**Requirements**:
Collect each line of the records containing the string "size".

**Stored data entries**:
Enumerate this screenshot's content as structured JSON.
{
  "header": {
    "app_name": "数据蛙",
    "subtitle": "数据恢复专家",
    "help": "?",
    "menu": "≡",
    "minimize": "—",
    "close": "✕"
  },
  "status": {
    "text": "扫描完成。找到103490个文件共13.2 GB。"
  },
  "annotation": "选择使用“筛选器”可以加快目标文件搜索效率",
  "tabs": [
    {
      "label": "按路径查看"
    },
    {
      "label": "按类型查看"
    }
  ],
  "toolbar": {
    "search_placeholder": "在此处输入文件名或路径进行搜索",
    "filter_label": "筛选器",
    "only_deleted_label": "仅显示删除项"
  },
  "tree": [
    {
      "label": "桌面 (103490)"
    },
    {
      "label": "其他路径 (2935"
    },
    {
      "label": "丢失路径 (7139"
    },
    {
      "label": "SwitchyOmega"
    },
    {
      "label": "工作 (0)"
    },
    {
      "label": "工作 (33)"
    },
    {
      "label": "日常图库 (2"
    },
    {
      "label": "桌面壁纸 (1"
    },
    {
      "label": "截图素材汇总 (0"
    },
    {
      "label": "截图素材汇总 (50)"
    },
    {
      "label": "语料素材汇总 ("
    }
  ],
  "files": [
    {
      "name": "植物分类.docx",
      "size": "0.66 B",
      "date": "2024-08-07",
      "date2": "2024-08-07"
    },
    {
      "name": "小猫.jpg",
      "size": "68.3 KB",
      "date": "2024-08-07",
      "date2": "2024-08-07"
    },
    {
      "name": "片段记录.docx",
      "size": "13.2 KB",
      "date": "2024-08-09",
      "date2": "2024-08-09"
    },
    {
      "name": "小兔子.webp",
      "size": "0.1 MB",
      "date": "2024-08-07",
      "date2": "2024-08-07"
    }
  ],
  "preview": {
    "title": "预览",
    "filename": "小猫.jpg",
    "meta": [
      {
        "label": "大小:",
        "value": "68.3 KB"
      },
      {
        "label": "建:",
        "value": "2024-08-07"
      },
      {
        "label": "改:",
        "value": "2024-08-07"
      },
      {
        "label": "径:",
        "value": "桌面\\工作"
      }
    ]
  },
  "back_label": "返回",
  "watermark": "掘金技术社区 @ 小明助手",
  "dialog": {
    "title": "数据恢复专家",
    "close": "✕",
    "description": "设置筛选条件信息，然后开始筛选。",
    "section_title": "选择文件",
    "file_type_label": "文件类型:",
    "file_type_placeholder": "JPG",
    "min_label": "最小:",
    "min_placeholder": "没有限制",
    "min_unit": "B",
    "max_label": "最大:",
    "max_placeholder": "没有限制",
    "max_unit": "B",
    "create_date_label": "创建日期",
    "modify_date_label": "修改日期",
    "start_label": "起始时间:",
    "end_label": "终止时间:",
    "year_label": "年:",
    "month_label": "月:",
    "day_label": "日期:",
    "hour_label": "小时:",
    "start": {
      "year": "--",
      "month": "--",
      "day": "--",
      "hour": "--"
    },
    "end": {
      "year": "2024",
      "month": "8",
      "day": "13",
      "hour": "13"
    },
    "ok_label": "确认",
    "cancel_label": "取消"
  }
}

**Correct response**:
      "size": "0.66 B",
      "size": "68.3 KB",
      "size": "13.2 KB",
      "size": "0.1 MB",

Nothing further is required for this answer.